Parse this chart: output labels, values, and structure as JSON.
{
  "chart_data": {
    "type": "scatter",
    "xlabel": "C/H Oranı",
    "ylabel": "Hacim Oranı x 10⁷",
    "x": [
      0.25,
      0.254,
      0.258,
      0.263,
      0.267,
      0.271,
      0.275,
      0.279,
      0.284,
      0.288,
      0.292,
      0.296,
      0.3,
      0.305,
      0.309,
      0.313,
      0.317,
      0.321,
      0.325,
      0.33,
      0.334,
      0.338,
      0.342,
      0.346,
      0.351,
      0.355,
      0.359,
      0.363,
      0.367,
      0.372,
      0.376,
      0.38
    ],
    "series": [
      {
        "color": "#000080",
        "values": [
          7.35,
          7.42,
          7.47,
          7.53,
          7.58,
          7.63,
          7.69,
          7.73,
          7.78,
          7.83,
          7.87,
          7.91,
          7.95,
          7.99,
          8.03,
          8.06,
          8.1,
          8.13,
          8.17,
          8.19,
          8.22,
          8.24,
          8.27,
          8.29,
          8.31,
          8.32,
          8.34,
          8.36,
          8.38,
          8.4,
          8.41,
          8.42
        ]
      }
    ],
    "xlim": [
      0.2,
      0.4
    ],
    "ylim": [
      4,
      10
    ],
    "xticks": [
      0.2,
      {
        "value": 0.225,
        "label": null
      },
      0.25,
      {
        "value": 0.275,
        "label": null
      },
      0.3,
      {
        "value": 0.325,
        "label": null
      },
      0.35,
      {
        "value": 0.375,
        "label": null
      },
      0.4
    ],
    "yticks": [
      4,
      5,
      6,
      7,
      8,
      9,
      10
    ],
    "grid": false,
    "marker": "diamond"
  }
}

_Exercise details_
Gather each line of the listing that holds the string "Oranı".

_Full answer_
    "xlabel": "C/H Oranı",
    "ylabel": "Hacim Oranı x 10⁷",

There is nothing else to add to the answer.